Task brief: Show every line that has the string "WARDEN" in it.

Data lines:
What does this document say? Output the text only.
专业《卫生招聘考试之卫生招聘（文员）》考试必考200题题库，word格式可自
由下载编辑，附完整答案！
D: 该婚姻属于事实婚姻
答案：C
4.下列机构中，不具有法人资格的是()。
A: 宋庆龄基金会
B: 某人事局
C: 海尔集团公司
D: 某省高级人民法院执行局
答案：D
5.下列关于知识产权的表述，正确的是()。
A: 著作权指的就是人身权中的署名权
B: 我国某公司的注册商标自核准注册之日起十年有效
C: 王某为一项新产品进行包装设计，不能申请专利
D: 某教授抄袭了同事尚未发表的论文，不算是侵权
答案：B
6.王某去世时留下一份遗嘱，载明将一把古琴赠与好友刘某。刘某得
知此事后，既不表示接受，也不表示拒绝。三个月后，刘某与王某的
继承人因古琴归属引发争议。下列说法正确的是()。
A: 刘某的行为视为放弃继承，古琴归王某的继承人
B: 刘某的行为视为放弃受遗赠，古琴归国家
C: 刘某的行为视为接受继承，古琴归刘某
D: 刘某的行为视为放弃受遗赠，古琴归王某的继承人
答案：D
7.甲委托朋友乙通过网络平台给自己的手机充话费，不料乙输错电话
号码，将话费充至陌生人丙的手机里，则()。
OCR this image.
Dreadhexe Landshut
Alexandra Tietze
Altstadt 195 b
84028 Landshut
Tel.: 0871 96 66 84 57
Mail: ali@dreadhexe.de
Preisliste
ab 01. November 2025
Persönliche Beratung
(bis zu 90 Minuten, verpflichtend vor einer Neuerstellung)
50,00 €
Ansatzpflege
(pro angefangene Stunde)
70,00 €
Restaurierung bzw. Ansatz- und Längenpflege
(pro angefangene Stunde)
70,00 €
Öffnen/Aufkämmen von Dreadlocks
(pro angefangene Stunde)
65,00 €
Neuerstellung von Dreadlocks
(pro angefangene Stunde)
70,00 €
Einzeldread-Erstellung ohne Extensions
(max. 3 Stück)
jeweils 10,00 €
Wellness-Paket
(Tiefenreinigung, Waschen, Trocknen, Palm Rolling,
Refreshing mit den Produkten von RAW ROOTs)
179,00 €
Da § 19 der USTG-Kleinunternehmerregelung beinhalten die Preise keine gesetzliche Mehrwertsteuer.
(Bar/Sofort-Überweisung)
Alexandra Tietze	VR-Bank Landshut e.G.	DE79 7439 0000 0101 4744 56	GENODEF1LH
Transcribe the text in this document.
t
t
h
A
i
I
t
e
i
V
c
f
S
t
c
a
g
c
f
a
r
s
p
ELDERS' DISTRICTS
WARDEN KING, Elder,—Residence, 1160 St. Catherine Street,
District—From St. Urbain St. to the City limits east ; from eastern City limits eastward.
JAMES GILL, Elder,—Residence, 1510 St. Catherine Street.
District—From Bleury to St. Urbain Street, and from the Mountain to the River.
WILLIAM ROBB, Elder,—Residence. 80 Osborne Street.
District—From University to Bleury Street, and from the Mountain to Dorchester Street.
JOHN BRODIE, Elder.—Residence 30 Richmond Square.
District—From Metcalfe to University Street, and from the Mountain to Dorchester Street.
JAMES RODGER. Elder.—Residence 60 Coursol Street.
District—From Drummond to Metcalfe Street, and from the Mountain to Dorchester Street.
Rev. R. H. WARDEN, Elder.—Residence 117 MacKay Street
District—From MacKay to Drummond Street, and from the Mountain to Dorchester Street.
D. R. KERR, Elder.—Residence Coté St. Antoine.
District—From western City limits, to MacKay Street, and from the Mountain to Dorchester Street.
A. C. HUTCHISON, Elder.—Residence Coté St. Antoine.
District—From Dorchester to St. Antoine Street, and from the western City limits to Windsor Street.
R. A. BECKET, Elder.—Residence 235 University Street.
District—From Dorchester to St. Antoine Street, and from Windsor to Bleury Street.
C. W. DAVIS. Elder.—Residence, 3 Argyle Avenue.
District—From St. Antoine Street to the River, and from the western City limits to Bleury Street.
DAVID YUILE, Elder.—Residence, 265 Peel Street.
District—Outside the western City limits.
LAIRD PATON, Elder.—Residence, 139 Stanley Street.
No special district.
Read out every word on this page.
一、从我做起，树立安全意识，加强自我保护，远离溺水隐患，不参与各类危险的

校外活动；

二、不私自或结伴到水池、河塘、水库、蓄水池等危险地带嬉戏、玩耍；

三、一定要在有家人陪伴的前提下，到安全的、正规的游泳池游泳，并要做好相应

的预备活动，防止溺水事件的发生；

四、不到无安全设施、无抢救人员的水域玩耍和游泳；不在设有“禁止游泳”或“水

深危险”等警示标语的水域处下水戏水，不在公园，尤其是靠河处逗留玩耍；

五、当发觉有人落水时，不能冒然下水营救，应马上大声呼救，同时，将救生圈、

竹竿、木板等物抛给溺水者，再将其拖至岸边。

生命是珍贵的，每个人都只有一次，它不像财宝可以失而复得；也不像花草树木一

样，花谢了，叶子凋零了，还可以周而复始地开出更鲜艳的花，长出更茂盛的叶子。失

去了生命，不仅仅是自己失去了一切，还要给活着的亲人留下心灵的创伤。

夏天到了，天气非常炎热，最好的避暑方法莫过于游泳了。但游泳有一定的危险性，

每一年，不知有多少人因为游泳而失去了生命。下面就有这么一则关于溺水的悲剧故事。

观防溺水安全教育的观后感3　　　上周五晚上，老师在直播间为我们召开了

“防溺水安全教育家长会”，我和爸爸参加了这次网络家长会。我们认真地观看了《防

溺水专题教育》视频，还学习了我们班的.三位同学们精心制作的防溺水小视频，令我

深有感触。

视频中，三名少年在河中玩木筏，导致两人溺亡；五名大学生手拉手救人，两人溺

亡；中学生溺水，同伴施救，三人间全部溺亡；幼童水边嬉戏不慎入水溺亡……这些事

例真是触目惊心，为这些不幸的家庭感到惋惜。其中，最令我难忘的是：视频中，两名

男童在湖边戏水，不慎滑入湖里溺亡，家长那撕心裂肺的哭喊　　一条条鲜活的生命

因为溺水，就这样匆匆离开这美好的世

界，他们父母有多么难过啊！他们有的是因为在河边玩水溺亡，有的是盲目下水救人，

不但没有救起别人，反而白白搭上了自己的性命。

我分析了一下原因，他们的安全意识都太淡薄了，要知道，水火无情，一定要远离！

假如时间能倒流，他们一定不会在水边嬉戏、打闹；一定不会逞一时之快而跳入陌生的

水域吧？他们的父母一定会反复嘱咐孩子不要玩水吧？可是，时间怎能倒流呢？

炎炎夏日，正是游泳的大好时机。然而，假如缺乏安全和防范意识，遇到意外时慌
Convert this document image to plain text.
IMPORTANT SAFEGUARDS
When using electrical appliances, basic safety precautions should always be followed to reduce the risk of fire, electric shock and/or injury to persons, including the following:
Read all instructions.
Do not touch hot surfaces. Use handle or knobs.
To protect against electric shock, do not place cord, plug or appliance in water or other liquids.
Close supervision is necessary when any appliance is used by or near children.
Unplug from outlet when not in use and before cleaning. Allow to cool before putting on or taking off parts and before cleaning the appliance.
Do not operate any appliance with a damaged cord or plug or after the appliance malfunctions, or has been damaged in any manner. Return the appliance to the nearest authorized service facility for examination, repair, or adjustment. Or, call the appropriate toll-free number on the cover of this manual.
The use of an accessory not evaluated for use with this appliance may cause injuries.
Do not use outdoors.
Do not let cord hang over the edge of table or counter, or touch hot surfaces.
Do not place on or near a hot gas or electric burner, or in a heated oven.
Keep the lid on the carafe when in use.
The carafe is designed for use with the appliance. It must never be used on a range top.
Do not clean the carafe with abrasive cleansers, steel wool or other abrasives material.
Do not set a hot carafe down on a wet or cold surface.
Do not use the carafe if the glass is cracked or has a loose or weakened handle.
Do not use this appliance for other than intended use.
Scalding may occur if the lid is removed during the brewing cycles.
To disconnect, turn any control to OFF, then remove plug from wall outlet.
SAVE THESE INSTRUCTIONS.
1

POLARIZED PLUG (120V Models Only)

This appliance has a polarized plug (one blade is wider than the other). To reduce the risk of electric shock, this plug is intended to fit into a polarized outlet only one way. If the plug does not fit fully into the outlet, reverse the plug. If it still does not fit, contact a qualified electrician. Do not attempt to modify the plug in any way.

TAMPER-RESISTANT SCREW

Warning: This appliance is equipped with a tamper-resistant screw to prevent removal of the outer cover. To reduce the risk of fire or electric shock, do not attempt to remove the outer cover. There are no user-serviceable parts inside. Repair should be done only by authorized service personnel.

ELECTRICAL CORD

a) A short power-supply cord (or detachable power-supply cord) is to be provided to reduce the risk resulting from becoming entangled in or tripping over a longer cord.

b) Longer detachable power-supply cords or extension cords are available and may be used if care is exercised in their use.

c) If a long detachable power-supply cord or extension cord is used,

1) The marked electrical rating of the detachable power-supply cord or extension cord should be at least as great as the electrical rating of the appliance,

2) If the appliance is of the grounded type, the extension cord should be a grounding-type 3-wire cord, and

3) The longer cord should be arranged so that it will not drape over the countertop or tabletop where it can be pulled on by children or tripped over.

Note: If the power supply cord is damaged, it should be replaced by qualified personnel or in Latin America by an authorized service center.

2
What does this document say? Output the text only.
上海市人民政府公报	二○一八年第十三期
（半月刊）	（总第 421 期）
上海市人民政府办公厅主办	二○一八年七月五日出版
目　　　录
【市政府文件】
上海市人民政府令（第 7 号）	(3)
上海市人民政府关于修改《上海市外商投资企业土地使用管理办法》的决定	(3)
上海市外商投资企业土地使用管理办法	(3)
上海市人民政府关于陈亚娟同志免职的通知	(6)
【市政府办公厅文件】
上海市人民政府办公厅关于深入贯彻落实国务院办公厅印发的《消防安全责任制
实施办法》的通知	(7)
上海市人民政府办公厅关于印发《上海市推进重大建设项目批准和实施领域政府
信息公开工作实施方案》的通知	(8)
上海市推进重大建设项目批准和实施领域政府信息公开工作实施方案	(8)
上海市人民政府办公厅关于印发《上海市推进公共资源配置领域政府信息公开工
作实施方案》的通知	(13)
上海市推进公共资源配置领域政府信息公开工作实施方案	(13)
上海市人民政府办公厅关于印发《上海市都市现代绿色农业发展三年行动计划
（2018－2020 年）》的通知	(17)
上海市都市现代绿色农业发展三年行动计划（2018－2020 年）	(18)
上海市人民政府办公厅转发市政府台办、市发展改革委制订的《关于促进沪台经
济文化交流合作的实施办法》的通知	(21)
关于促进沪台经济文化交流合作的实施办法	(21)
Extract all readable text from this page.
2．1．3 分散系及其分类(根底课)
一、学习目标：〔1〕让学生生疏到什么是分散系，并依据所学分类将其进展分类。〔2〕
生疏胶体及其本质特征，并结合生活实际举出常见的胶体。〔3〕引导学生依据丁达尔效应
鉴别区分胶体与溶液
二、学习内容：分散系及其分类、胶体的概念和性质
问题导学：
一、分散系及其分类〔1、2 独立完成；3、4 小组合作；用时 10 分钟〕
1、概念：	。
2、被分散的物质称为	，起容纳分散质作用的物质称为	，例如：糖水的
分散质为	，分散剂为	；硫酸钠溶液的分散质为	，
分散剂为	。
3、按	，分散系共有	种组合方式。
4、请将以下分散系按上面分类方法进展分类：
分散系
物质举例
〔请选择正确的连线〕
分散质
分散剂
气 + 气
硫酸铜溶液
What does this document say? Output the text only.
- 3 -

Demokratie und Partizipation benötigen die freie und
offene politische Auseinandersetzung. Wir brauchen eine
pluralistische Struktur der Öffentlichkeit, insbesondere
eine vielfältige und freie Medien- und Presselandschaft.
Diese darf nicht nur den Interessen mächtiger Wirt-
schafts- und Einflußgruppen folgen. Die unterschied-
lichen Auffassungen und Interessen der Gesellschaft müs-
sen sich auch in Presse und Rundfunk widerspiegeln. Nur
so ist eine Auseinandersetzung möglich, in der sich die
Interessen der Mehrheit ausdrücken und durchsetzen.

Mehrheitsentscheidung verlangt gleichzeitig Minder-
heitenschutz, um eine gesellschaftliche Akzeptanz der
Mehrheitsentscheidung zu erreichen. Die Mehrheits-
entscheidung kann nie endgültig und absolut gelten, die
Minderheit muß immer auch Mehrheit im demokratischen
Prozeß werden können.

Solved problem:
WARDEN KING, Elder,—Residence, 1160 St. Catherine Street,
Rev. R. H. WARDEN, Elder.—Residence 117 MacKay Street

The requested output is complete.